Return the records that follow unaltered. Omit every picture.

▸ **Records supplied**:
[BEGIN]

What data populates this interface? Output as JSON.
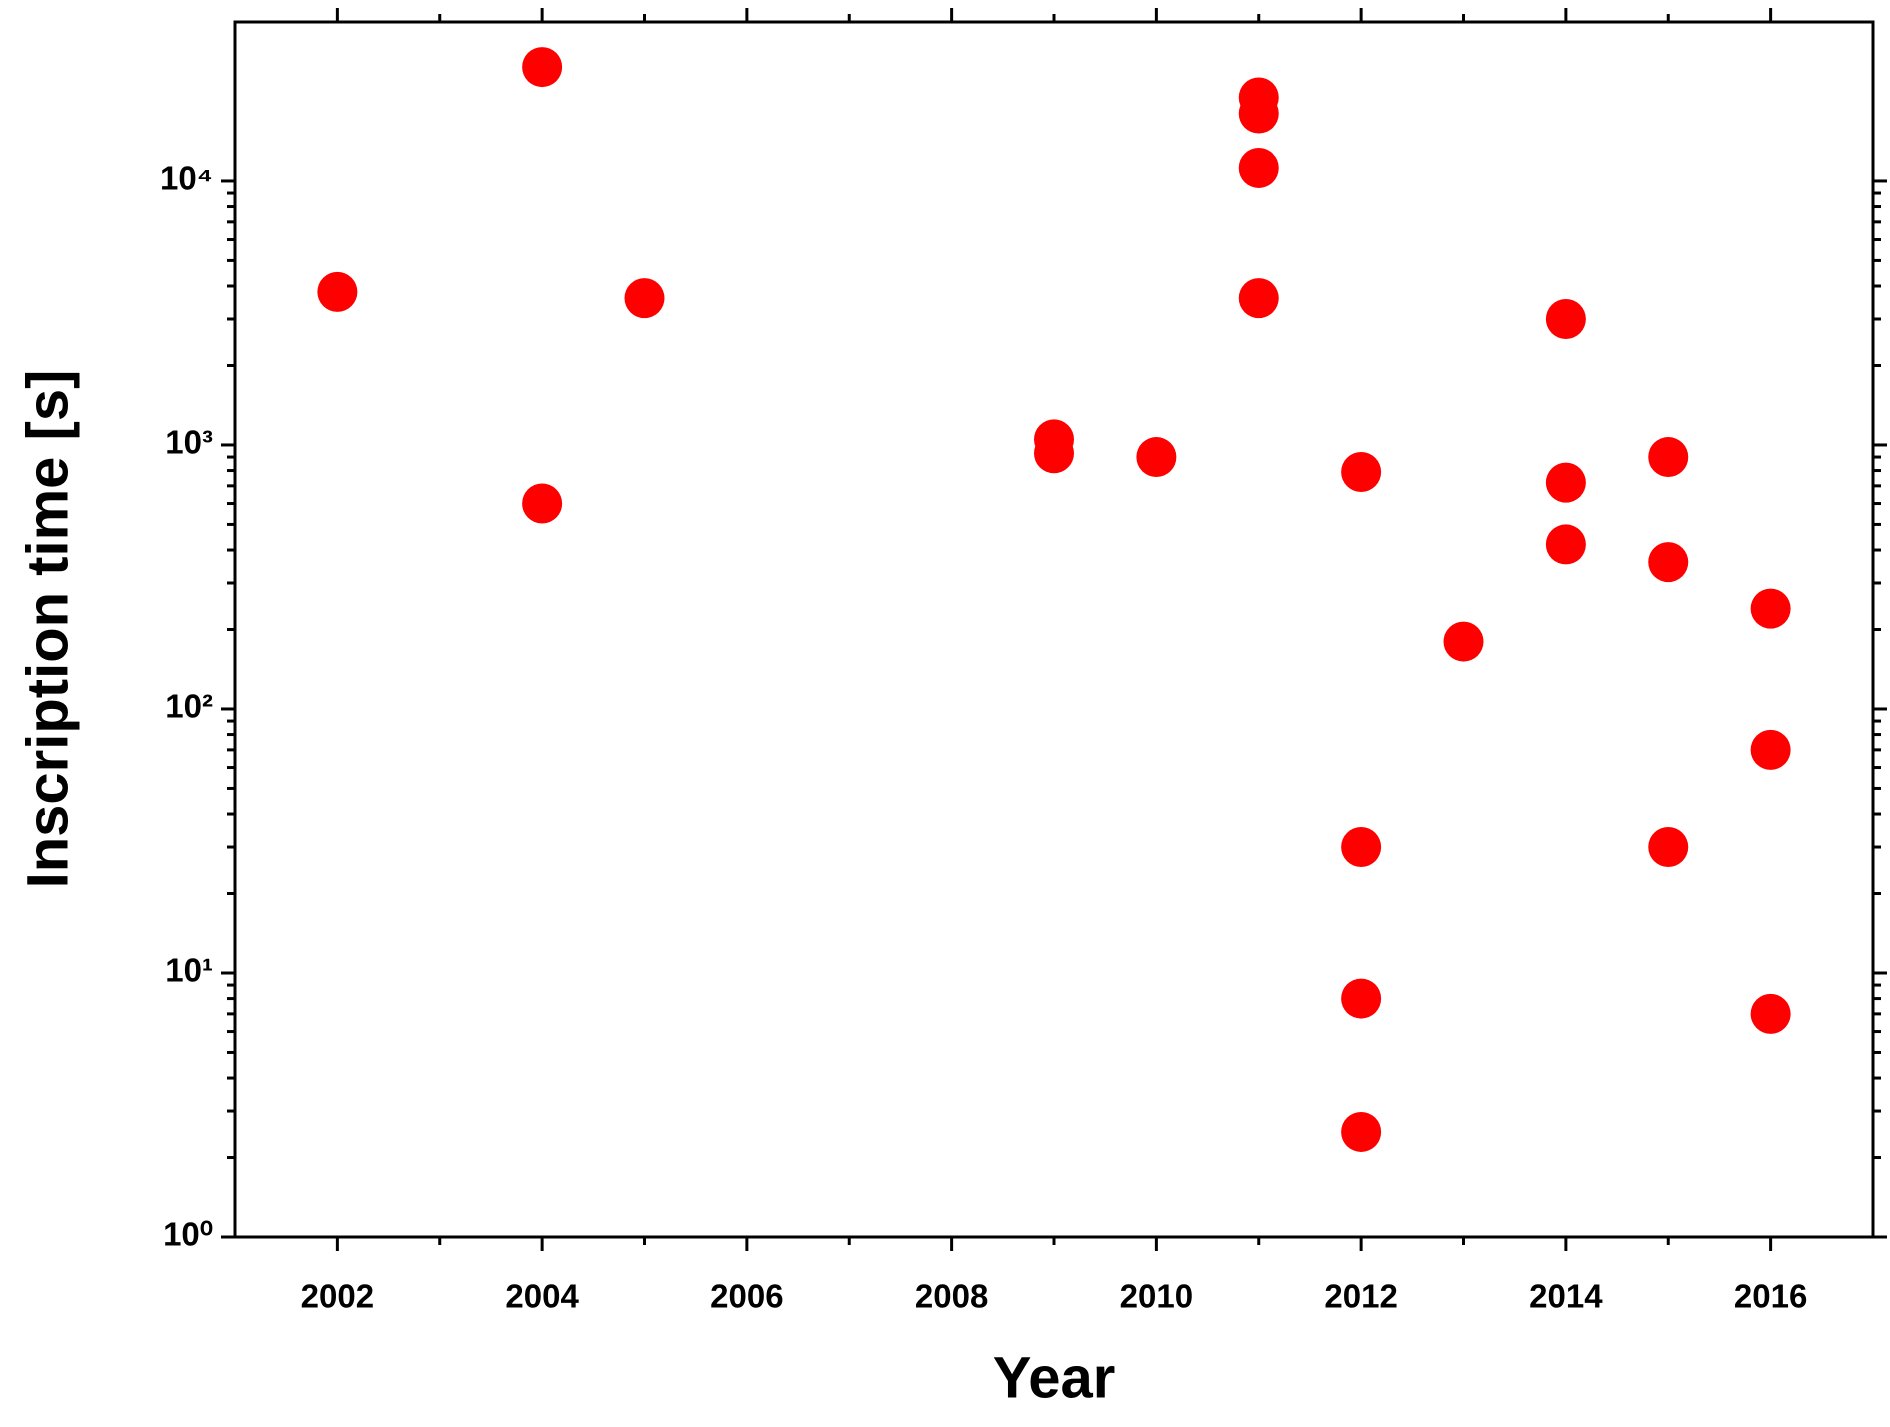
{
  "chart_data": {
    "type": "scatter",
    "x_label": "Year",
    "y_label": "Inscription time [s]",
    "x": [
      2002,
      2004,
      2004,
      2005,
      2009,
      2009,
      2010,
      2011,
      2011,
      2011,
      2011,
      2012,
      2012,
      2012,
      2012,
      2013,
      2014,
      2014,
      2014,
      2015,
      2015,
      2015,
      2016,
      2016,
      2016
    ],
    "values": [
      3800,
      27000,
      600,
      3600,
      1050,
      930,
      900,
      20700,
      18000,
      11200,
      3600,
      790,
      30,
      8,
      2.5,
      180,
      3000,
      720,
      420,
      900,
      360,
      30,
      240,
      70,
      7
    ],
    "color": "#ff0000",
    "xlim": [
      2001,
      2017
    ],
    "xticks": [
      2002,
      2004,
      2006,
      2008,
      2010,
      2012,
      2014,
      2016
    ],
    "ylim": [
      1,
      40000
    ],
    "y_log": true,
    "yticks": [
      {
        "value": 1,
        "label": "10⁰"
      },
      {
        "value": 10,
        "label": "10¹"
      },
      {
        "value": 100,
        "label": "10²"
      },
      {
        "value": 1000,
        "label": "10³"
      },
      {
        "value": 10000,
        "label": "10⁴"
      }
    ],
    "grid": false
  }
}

[END]

▸ **Task response**:
What data populates this interface? Output as JSON.
{
  "chart_data": {
    "type": "scatter",
    "x_label": "Year",
    "y_label": "Inscription time [s]",
    "x": [
      2002,
      2004,
      2004,
      2005,
      2009,
      2009,
      2010,
      2011,
      2011,
      2011,
      2011,
      2012,
      2012,
      2012,
      2012,
      2013,
      2014,
      2014,
      2014,
      2015,
      2015,
      2015,
      2016,
      2016,
      2016
    ],
    "values": [
      3800,
      27000,
      600,
      3600,
      1050,
      930,
      900,
      20700,
      18000,
      11200,
      3600,
      790,
      30,
      8,
      2.5,
      180,
      3000,
      720,
      420,
      900,
      360,
      30,
      240,
      70,
      7
    ],
    "color": "#ff0000",
    "xlim": [
      2001,
      2017
    ],
    "xticks": [
      2002,
      2004,
      2006,
      2008,
      2010,
      2012,
      2014,
      2016
    ],
    "ylim": [
      1,
      40000
    ],
    "y_log": true,
    "yticks": [
      {
        "value": 1,
        "label": "10⁰"
      },
      {
        "value": 10,
        "label": "10¹"
      },
      {
        "value": 100,
        "label": "10²"
      },
      {
        "value": 1000,
        "label": "10³"
      },
      {
        "value": 10000,
        "label": "10⁴"
      }
    ],
    "grid": false
  }
}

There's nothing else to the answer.